SHORT PROBLEM
Please quote the material exactly, every line of it.
** START OF GIVEN RECORDS **
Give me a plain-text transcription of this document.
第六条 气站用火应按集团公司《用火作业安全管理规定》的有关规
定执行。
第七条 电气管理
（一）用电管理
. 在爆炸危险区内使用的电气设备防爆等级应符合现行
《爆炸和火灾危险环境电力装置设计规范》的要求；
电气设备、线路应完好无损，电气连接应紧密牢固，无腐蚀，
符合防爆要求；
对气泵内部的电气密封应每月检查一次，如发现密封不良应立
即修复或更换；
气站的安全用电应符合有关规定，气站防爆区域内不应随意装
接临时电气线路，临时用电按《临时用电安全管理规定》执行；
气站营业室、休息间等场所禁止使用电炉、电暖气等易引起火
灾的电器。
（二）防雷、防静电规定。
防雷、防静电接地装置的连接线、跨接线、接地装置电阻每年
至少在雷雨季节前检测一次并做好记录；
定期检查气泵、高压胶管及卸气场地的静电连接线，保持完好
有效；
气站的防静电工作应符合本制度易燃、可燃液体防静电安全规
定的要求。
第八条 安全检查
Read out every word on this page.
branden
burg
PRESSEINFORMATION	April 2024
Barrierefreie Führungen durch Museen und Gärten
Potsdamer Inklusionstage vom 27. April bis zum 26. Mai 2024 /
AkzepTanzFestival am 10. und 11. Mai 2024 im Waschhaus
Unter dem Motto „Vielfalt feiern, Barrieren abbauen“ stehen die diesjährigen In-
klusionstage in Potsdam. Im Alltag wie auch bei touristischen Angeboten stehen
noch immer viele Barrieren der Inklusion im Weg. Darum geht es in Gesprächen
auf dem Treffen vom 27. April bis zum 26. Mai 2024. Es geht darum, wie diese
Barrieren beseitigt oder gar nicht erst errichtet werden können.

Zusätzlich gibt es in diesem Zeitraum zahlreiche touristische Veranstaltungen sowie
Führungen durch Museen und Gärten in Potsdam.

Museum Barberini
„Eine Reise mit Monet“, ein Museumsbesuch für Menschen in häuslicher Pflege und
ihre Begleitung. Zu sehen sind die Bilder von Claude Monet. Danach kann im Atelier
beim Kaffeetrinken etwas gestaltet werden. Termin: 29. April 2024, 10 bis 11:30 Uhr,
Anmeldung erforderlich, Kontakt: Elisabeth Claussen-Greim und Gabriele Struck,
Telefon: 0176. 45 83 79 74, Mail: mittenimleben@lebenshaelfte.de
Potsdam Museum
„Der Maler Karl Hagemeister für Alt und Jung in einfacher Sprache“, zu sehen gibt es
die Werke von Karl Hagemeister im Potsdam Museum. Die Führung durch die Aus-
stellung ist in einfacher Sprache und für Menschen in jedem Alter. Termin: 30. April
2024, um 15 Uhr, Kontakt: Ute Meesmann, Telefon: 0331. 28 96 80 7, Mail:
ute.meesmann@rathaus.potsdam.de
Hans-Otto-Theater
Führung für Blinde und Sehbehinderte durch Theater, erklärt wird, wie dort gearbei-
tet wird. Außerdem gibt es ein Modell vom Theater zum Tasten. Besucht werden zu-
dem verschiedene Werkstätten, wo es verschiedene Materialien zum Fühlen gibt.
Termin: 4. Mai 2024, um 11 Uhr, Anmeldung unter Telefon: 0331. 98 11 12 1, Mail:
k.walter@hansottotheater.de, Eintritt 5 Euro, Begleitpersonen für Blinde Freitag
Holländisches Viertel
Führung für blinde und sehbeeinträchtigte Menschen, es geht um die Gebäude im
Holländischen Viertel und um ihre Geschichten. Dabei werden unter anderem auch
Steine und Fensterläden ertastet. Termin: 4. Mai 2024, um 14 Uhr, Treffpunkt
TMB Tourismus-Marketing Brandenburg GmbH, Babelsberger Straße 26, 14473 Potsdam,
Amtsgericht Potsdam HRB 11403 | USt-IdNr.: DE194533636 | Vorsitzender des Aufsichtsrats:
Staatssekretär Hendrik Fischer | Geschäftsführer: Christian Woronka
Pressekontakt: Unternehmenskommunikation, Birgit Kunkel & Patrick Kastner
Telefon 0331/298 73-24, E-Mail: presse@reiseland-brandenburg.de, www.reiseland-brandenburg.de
** END OF GIVEN RECORDS **
SOLUTION TO THE EXERCISE
Give me a plain-text transcription of this document.
第六条 气站用火应按集团公司《用火作业安全管理规定》的有关规
定执行。
第七条 电气管理
（一）用电管理
. 在爆炸危险区内使用的电气设备防爆等级应符合现行
《爆炸和火灾危险环境电力装置设计规范》的要求；
电气设备、线路应完好无损，电气连接应紧密牢固，无腐蚀，
符合防爆要求；
对气泵内部的电气密封应每月检查一次，如发现密封不良应立
即修复或更换；
气站的安全用电应符合有关规定，气站防爆区域内不应随意装
接临时电气线路，临时用电按《临时用电安全管理规定》执行；
气站营业室、休息间等场所禁止使用电炉、电暖气等易引起火
灾的电器。
（二）防雷、防静电规定。
防雷、防静电接地装置的连接线、跨接线、接地装置电阻每年
至少在雷雨季节前检测一次并做好记录；
定期检查气泵、高压胶管及卸气场地的静电连接线，保持完好
有效；
气站的防静电工作应符合本制度易燃、可燃液体防静电安全规
定的要求。
第八条 安全检查
Read out every word on this page.
branden
burg
PRESSEINFORMATION	April 2024
Barrierefreie Führungen durch Museen und Gärten
Potsdamer Inklusionstage vom 27. April bis zum 26. Mai 2024 /
AkzepTanzFestival am 10. und 11. Mai 2024 im Waschhaus
Unter dem Motto „Vielfalt feiern, Barrieren abbauen“ stehen die diesjährigen In-
klusionstage in Potsdam. Im Alltag wie auch bei touristischen Angeboten stehen
noch immer viele Barrieren der Inklusion im Weg. Darum geht es in Gesprächen
auf dem Treffen vom 27. April bis zum 26. Mai 2024. Es geht darum, wie diese
Barrieren beseitigt oder gar nicht erst errichtet werden können.

Zusätzlich gibt es in diesem Zeitraum zahlreiche touristische Veranstaltungen sowie
Führungen durch Museen und Gärten in Potsdam.

Museum Barberini
„Eine Reise mit Monet“, ein Museumsbesuch für Menschen in häuslicher Pflege und
ihre Begleitung. Zu sehen sind die Bilder von Claude Monet. Danach kann im Atelier
beim Kaffeetrinken etwas gestaltet werden. Termin: 29. April 2024, 10 bis 11:30 Uhr,
Anmeldung erforderlich, Kontakt: Elisabeth Claussen-Greim und Gabriele Struck,
Telefon: 0176. 45 83 79 74, Mail: mittenimleben@lebenshaelfte.de
Potsdam Museum
„Der Maler Karl Hagemeister für Alt und Jung in einfacher Sprache“, zu sehen gibt es
die Werke von Karl Hagemeister im Potsdam Museum. Die Führung durch die Aus-
stellung ist in einfacher Sprache und für Menschen in jedem Alter. Termin: 30. April
2024, um 15 Uhr, Kontakt: Ute Meesmann, Telefon: 0331. 28 96 80 7, Mail:
ute.meesmann@rathaus.potsdam.de
Hans-Otto-Theater
Führung für Blinde und Sehbehinderte durch Theater, erklärt wird, wie dort gearbei-
tet wird. Außerdem gibt es ein Modell vom Theater zum Tasten. Besucht werden zu-
dem verschiedene Werkstätten, wo es verschiedene Materialien zum Fühlen gibt.
Termin: 4. Mai 2024, um 11 Uhr, Anmeldung unter Telefon: 0331. 98 11 12 1, Mail:
k.walter@hansottotheater.de, Eintritt 5 Euro, Begleitpersonen für Blinde Freitag
Holländisches Viertel
Führung für blinde und sehbeeinträchtigte Menschen, es geht um die Gebäude im
Holländischen Viertel und um ihre Geschichten. Dabei werden unter anderem auch
Steine und Fensterläden ertastet. Termin: 4. Mai 2024, um 14 Uhr, Treffpunkt
TMB Tourismus-Marketing Brandenburg GmbH, Babelsberger Straße 26, 14473 Potsdam,
Amtsgericht Potsdam HRB 11403 | USt-IdNr.: DE194533636 | Vorsitzender des Aufsichtsrats:
Staatssekretär Hendrik Fischer | Geschäftsführer: Christian Woronka
Pressekontakt: Unternehmenskommunikation, Birgit Kunkel & Patrick Kastner
Telefon 0331/298 73-24, E-Mail: presse@reiseland-brandenburg.de, www.reiseland-brandenburg.de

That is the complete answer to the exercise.